--- Source document ---

Beyond economics lies an even deeper issue. In Zimbabwe, streaming services remain largely urban, leaving vast audiences — especially outside major cities — without access to local music.

Zvakho’s solution is both simple and radical: meet audiences where they already are.

As of 2024, around 5 million of Zimbabwe’s 16 million people used WhatsApp, a platform that carries more than half of the country’s internet traffic. According to DataReportal’s Global Digital Insights report, there were also over 2,05 million social media users aged 18 and above, representing roughly 22,8 percent of the adult population.

“Our platform is easy. We partner with artistes, create their digital presence and stores, and then sell music. For now, we started with musicians from Bulawayo,” Sibanda said.

Zvakho’s innovation has already drawn recognition, taking third place in the Creative Young Entrepreneur category at the Junior Chamber International entrepreneurial awards.

Among the first artistes on board are Mdu Sevan, gospel singer Vusa Mangena and Amapiano artiste Absoll Luz — a trio reflecting the diversity and ambition of the platform’s early vision.

Unlike crowded marketplaces, Zvakho offers each artiste an individualised digital storefront, accessible through direct links and, crucially, via WhatsApp.

“It is not a bazaar. It is not a marketplace where everyone has to hustle on one platform. We offer individualised stores, for now operating through WhatsApp,” Sibanda explained.

In a country where WhatsApp is arguably the most widely used digital tool, this decision may prove to be Zvakho’s masterstroke.

“We are using this platform because we want it to be available to as many people as possible. We actually sell the music on WhatsApp. So WhatsApp is our e-commerce platform,” he said.

By transforming a familiar messaging app into a point of sale, Zvakho sidesteps the infrastructural limitations that have long constrained digital music distribution in Zimbabwe.

The idea, Sibanda noted, emerged from years of working closely with artistes.

“Zvakho came about through interaction with musicians. As a filmmaker, I have worked with them on videos, interviews and podcasts. I realised the chief pain point is that people have no way of monetising their art,” he said.

The consequences have been severe.

“We were losing a lot of artistes. Attrition is high. You cannot grind for five to ten years without earning much. Many simply give up,” Sibanda observed.

For him, Zvakho is as much about retention as revenue — a desperate bid to keep Zimbabwe’s creative voices alive.

“This is an artiste-created platform. I am also an artiste, so I understand the problem stems from us not having our own platforms,” he said.

The journey from idea to implementation has been swift. Conceived in 2025, Zvakho moved into active development in early 2026, with its first artiste joining in February to help refine the system.

“We had time to conceptualise it first, but now we are in the action stage. We have a website and our own WhatsApp e-commerce platform,” Sibanda said.

Despite being in its early stages, Zvakho’s ambitions are expansive. It is open to artistes across genres and regions, though with a degree of selectivity.

“Zvakho is not for everyone. It is for serious artistes who are serious about making money,” Sibanda emphasised.

Initial artistes were handpicked for their work ethic and entrepreneurial mindset, but Sibanda stressed that the door remains open to others who share that drive.

Applications are handled through the platform’s website, where prospective artistes are assessed for fit. Importantly, Zvakho does not seek to replace existing distribution channels but to complement them.

“We are not a platform that steals from artistes or forces them into binding contracts. Artistes are still free to sell through Spotify, iTunes or any other platform.”

This flexibility positions Zvakho less as a disruptor and more as a corrective — a system designed to plug the gaps left by global platforms never built with Zimbabwean realities in mind.

Looking ahead, Sibanda sees Zvakho as part of a broader continental movement.

“We are countrywide… and we aim to venture beyond Zimbabwe’s borders as soon as possible because this is an African problem. By 2027, we should be present across most of Southern Africa.”

---

## Tasks
a. From the article about Zvakho above, copy the passage starting with "Zvakho’s innovation has" and going on through "platform’s early vision.".
b. Translate this sentence from the article about Zvakho into Spanish: "The idea, Sibanda noted, emerged from years of working closely with artistes."

--- Data excerpts ---

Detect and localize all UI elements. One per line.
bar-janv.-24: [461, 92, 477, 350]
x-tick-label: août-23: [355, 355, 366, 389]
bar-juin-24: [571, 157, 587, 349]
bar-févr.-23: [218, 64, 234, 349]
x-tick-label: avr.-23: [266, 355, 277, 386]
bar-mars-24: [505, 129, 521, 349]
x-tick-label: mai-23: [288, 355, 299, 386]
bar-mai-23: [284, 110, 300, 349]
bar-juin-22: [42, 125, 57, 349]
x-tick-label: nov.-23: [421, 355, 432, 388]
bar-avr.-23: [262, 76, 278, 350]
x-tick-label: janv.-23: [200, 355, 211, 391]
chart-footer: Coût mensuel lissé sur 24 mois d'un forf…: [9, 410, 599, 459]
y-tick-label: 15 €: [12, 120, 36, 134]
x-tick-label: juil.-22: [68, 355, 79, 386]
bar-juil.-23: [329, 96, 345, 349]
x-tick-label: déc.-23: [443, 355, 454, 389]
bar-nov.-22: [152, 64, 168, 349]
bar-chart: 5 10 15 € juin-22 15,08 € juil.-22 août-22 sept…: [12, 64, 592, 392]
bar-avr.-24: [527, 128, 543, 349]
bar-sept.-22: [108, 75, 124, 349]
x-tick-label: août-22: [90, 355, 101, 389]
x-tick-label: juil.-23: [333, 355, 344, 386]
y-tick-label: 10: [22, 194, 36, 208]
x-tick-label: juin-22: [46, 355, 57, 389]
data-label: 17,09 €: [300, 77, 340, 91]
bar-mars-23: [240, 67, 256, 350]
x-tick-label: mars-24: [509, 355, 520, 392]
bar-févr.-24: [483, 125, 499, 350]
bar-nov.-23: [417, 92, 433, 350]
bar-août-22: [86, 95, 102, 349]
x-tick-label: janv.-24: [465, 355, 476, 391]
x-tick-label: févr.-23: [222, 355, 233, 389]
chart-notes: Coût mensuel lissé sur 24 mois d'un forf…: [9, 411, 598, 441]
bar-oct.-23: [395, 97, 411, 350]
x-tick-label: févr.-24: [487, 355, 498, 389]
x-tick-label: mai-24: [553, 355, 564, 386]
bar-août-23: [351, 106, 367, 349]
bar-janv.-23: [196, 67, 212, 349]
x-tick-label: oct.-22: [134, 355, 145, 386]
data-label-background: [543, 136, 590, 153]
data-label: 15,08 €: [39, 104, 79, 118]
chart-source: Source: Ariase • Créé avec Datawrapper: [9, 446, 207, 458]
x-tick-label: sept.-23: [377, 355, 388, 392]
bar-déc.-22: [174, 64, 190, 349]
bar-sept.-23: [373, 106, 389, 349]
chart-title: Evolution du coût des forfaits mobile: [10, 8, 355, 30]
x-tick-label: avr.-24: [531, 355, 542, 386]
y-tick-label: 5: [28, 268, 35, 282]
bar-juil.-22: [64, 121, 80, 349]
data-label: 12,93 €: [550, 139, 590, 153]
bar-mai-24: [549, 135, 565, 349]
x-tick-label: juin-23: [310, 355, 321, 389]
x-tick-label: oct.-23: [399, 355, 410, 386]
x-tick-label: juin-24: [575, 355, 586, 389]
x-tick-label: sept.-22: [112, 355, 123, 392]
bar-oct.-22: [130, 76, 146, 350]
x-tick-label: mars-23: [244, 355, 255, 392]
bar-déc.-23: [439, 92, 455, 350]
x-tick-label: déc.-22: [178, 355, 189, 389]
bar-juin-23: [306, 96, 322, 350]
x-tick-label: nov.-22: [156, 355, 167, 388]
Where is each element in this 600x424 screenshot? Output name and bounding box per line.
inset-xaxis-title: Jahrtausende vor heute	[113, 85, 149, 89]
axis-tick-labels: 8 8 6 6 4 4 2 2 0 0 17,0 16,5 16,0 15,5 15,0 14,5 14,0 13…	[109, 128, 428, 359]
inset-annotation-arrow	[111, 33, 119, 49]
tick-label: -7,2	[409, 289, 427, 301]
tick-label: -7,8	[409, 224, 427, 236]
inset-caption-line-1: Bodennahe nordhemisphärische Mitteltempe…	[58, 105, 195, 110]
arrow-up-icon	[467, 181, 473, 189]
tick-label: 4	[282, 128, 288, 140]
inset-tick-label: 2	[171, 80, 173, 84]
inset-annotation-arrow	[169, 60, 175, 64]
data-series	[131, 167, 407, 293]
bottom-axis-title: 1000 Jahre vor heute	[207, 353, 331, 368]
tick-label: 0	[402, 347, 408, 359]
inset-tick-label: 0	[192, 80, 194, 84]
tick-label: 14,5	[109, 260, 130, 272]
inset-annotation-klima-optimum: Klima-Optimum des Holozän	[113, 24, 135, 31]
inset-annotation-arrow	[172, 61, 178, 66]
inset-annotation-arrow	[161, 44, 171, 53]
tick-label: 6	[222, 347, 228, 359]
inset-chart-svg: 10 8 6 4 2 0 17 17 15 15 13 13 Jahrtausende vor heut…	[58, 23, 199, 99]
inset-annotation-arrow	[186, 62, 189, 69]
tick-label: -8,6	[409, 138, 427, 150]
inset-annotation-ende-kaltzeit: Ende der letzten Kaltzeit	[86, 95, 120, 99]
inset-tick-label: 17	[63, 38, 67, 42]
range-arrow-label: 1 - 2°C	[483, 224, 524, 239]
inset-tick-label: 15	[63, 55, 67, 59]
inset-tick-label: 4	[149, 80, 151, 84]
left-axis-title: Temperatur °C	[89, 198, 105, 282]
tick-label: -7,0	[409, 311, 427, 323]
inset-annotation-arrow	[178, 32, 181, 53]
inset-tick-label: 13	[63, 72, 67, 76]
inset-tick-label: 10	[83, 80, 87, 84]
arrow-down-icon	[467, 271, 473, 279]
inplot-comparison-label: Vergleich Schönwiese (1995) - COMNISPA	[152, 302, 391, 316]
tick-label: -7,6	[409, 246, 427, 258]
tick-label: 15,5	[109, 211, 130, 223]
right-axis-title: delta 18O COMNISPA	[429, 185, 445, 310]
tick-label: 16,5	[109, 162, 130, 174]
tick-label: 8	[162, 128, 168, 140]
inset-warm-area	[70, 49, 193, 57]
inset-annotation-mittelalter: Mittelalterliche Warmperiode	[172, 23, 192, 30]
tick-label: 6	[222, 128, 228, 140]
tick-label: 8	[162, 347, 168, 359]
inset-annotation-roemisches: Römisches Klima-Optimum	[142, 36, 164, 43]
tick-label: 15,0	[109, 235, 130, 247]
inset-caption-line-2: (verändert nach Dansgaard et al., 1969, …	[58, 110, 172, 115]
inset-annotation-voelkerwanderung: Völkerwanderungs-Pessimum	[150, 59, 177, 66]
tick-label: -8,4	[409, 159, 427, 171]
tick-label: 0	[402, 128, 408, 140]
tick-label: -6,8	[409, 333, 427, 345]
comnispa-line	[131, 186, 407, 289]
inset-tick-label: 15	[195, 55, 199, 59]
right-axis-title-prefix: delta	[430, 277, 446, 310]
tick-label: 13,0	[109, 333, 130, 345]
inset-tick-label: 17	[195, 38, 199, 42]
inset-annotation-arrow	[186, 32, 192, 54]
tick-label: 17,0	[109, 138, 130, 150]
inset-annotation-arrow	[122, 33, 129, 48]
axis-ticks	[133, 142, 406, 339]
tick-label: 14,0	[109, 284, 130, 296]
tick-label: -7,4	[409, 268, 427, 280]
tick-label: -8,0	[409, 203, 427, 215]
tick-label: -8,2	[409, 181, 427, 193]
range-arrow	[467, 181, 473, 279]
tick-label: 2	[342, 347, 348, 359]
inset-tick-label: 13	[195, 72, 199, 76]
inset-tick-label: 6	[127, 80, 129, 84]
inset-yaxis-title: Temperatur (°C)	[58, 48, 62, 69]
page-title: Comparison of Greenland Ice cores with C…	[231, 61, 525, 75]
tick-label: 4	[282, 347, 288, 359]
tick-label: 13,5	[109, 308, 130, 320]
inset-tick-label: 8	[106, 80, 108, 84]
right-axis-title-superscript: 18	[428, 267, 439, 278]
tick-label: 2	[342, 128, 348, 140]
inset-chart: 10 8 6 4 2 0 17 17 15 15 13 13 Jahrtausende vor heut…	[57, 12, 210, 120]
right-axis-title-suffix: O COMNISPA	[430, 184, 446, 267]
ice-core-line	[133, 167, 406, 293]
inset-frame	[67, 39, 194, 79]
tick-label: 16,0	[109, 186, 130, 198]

---

## Results for each task
a.
Zvakho’s innovation has already drawn recognition, taking third place in the Creative Young Entrepreneur category at the Junior Chamber International entrepreneurial awards.

Among the first artistes on board are Mdu Sevan, gospel singer Vusa Mangena and Amapiano artiste Absoll Luz — a trio reflecting the diversity and ambition of the platform’s early vision.

b. La idea, señaló Sibanda, surgió de años de trabajar estrechamente con artistas.